• [Required action]
Without the pictures, output the records below word for word.

• [Provided entries]
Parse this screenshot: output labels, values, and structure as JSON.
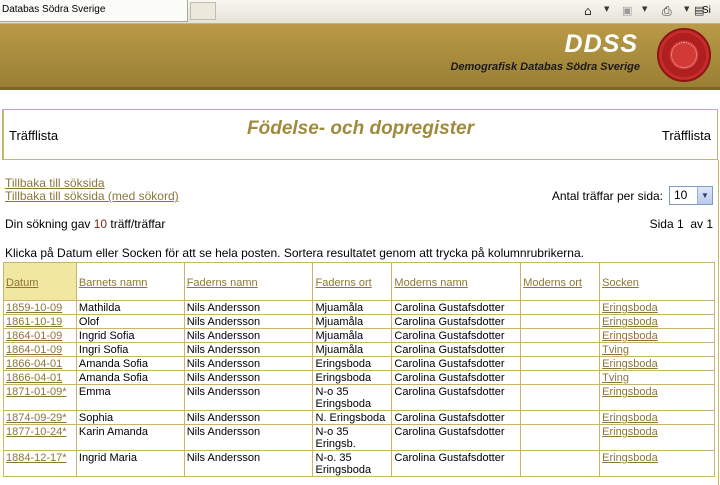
{
  "browser": {
    "tab_title": "Databas Södra Sverige",
    "toolbar_icons": [
      "home-icon",
      "feed-icon",
      "print-icon"
    ],
    "toolbar_label": "Si"
  },
  "banner": {
    "logo_text": "DDSS",
    "subtitle": "Demografisk Databas Södra Sverige",
    "seal_icon": "seal-emblem"
  },
  "titlebar": {
    "left": "Träfflista",
    "title": "Födelse- och dopregister",
    "right": "Träfflista"
  },
  "links": {
    "back": "Tillbaka till söksida",
    "back_with_keywords": "Tillbaka till söksida (med sökord)"
  },
  "perpage": {
    "label": "Antal träffar per sida:",
    "selected": "10"
  },
  "result": {
    "prefix": "Din sökning gav ",
    "count": "10",
    "suffix": " träff/träffar"
  },
  "pagination": {
    "text": "Sida 1  av 1"
  },
  "instruction": "Klicka på Datum eller Socken för att se hela posten. Sortera resultatet genom att trycka på kolumnrubrikerna.",
  "table": {
    "headers": [
      "Datum",
      "Barnets namn",
      "Faderns namn",
      "Faderns ort",
      "Moderns namn",
      "Moderns ort",
      "Socken"
    ],
    "rows": [
      {
        "datum": "1859-10-09",
        "barn": "Mathilda",
        "far": "Nils Andersson",
        "far_ort": "Mjuamåla",
        "mor": "Carolina Gustafsdotter",
        "mor_ort": "",
        "socken": "Eringsboda"
      },
      {
        "datum": "1861-10-19",
        "barn": "Olof",
        "far": "Nils Andersson",
        "far_ort": "Mjuamåla",
        "mor": "Carolina Gustafsdotter",
        "mor_ort": "",
        "socken": "Eringsboda"
      },
      {
        "datum": "1864-01-09",
        "barn": "Ingrid Sofia",
        "far": "Nils Andersson",
        "far_ort": "Mjuamåla",
        "mor": "Carolina Gustafsdotter",
        "mor_ort": "",
        "socken": "Eringsboda"
      },
      {
        "datum": "1864-01-09",
        "barn": "Ingri Sofia",
        "far": "Nils Andersson",
        "far_ort": "Mjuamåla",
        "mor": "Carolina Gustafsdotter",
        "mor_ort": "",
        "socken": "Tving"
      },
      {
        "datum": "1866-04-01",
        "barn": "Amanda Sofia",
        "far": "Nils Andersson",
        "far_ort": "Eringsboda",
        "mor": "Carolina Gustafsdotter",
        "mor_ort": "",
        "socken": "Eringsboda"
      },
      {
        "datum": "1866-04-01",
        "barn": "Amanda Sofia",
        "far": "Nils Andersson",
        "far_ort": "Eringsboda",
        "mor": "Carolina Gustafsdotter",
        "mor_ort": "",
        "socken": "Tving"
      },
      {
        "datum": "1871-01-09*",
        "barn": "Emma",
        "far": "Nils Andersson",
        "far_ort": "N-o 35\nEringsboda",
        "mor": "Carolina Gustafsdotter",
        "mor_ort": "",
        "socken": "Eringsboda"
      },
      {
        "datum": "1874-09-29*",
        "barn": "Sophia",
        "far": "Nils Andersson",
        "far_ort": "N. Eringsboda",
        "mor": "Carolina Gustafsdotter",
        "mor_ort": "",
        "socken": "Eringsboda"
      },
      {
        "datum": "1877-10-24*",
        "barn": "Karin Amanda",
        "far": "Nils Andersson",
        "far_ort": "N-o 35\nEringsb.",
        "mor": "Carolina Gustafsdotter",
        "mor_ort": "",
        "socken": "Eringsboda"
      },
      {
        "datum": "1884-12-17*",
        "barn": "Ingrid Maria",
        "far": "Nils Andersson",
        "far_ort": "N-o. 35\nEringsboda",
        "mor": "Carolina Gustafsdotter",
        "mor_ort": "",
        "socken": "Eringsboda"
      }
    ]
  },
  "colors": {
    "banner": "#a68a3b",
    "link": "#8b7637",
    "title": "#a08a3e",
    "active_header": "#f1e7a0",
    "count": "#8b2020"
  }
}
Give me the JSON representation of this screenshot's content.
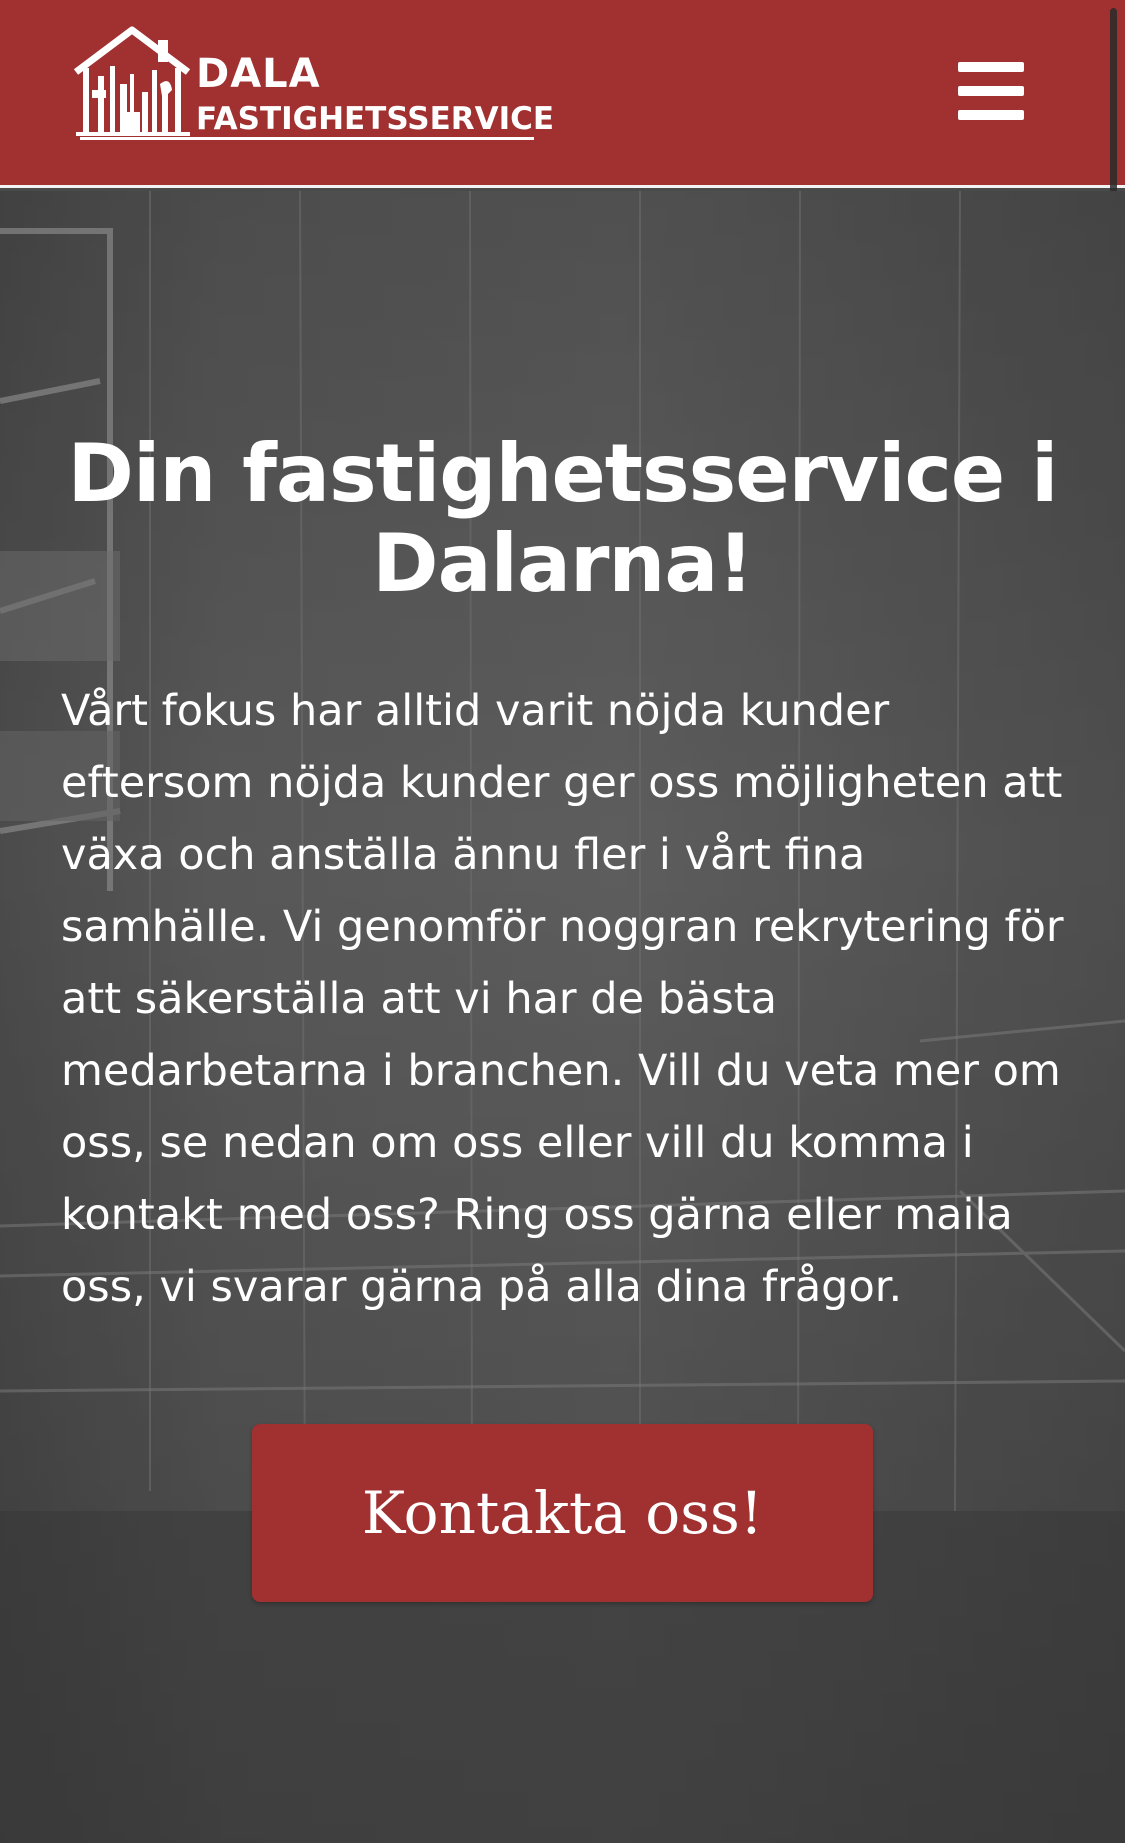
{
  "header": {
    "logo": {
      "line1": "DALA",
      "line2": "FASTIGHETSSERVICE",
      "icon": "house-tools-icon"
    },
    "menu_icon": "hamburger-menu-icon",
    "background_color": "#a03130"
  },
  "hero": {
    "title": "Din fastighetsservice i Dalarna!",
    "body": "Vårt fokus har alltid varit nöjda kunder eftersom nöjda kunder ger oss möjligheten att växa och anställa ännu fler i vårt fina samhälle. Vi genomför noggran rekrytering för att säkerställa att vi har de bästa medarbetarna i branchen. Vill du veta mer om oss, se nedan om oss eller vill du komma i kontakt med oss? Ring oss gärna eller maila oss, vi svarar gärna på alla dina frågor.",
    "cta_label": "Kontakta oss!",
    "cta_color": "#a03130"
  }
}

• [Solution to this task]
Parse this screenshot: output labels, values, and structure as JSON.
{
  "browser": {
    "tab_title": "Databas Södra Sverige",
    "toolbar_icons": [
      "home-icon",
      "feed-icon",
      "print-icon"
    ],
    "toolbar_label": "Si"
  },
  "banner": {
    "logo_text": "DDSS",
    "subtitle": "Demografisk Databas Södra Sverige",
    "seal_icon": "seal-emblem"
  },
  "titlebar": {
    "left": "Träfflista",
    "title": "Födelse- och dopregister",
    "right": "Träfflista"
  },
  "links": {
    "back": "Tillbaka till söksida",
    "back_with_keywords": "Tillbaka till söksida (med sökord)"
  },
  "perpage": {
    "label": "Antal träffar per sida:",
    "selected": "10"
  },
  "result": {
    "prefix": "Din sökning gav ",
    "count": "10",
    "suffix": " träff/träffar"
  },
  "pagination": {
    "text": "Sida 1  av 1"
  },
  "instruction": "Klicka på Datum eller Socken för att se hela posten. Sortera resultatet genom att trycka på kolumnrubrikerna.",
  "table": {
    "headers": [
      "Datum",
      "Barnets namn",
      "Faderns namn",
      "Faderns ort",
      "Moderns namn",
      "Moderns ort",
      "Socken"
    ],
    "rows": [
      {
        "datum": "1859-10-09",
        "barn": "Mathilda",
        "far": "Nils Andersson",
        "far_ort": "Mjuamåla",
        "mor": "Carolina Gustafsdotter",
        "mor_ort": "",
        "socken": "Eringsboda"
      },
      {
        "datum": "1861-10-19",
        "barn": "Olof",
        "far": "Nils Andersson",
        "far_ort": "Mjuamåla",
        "mor": "Carolina Gustafsdotter",
        "mor_ort": "",
        "socken": "Eringsboda"
      },
      {
        "datum": "1864-01-09",
        "barn": "Ingrid Sofia",
        "far": "Nils Andersson",
        "far_ort": "Mjuamåla",
        "mor": "Carolina Gustafsdotter",
        "mor_ort": "",
        "socken": "Eringsboda"
      },
      {
        "datum": "1864-01-09",
        "barn": "Ingri Sofia",
        "far": "Nils Andersson",
        "far_ort": "Mjuamåla",
        "mor": "Carolina Gustafsdotter",
        "mor_ort": "",
        "socken": "Tving"
      },
      {
        "datum": "1866-04-01",
        "barn": "Amanda Sofia",
        "far": "Nils Andersson",
        "far_ort": "Eringsboda",
        "mor": "Carolina Gustafsdotter",
        "mor_ort": "",
        "socken": "Eringsboda"
      },
      {
        "datum": "1866-04-01",
        "barn": "Amanda Sofia",
        "far": "Nils Andersson",
        "far_ort": "Eringsboda",
        "mor": "Carolina Gustafsdotter",
        "mor_ort": "",
        "socken": "Tving"
      },
      {
        "datum": "1871-01-09*",
        "barn": "Emma",
        "far": "Nils Andersson",
        "far_ort": "N-o 35\nEringsboda",
        "mor": "Carolina Gustafsdotter",
        "mor_ort": "",
        "socken": "Eringsboda"
      },
      {
        "datum": "1874-09-29*",
        "barn": "Sophia",
        "far": "Nils Andersson",
        "far_ort": "N. Eringsboda",
        "mor": "Carolina Gustafsdotter",
        "mor_ort": "",
        "socken": "Eringsboda"
      },
      {
        "datum": "1877-10-24*",
        "barn": "Karin Amanda",
        "far": "Nils Andersson",
        "far_ort": "N-o 35\nEringsb.",
        "mor": "Carolina Gustafsdotter",
        "mor_ort": "",
        "socken": "Eringsboda"
      },
      {
        "datum": "1884-12-17*",
        "barn": "Ingrid Maria",
        "far": "Nils Andersson",
        "far_ort": "N-o. 35\nEringsboda",
        "mor": "Carolina Gustafsdotter",
        "mor_ort": "",
        "socken": "Eringsboda"
      }
    ]
  },
  "colors": {
    "banner": "#a68a3b",
    "link": "#8b7637",
    "title": "#a08a3e",
    "active_header": "#f1e7a0",
    "count": "#8b2020"
  }
}
Give me the JSON representation of this screenshot's content.
{
  "header": {
    "logo": {
      "line1": "DALA",
      "line2": "FASTIGHETSSERVICE",
      "icon": "house-tools-icon"
    },
    "menu_icon": "hamburger-menu-icon",
    "background_color": "#a03130"
  },
  "hero": {
    "title": "Din fastighetsservice i Dalarna!",
    "body": "Vårt fokus har alltid varit nöjda kunder eftersom nöjda kunder ger oss möjligheten att växa och anställa ännu fler i vårt fina samhälle. Vi genomför noggran rekrytering för att säkerställa att vi har de bästa medarbetarna i branchen. Vill du veta mer om oss, se nedan om oss eller vill du komma i kontakt med oss? Ring oss gärna eller maila oss, vi svarar gärna på alla dina frågor.",
    "cta_label": "Kontakta oss!",
    "cta_color": "#a03130"
  }
}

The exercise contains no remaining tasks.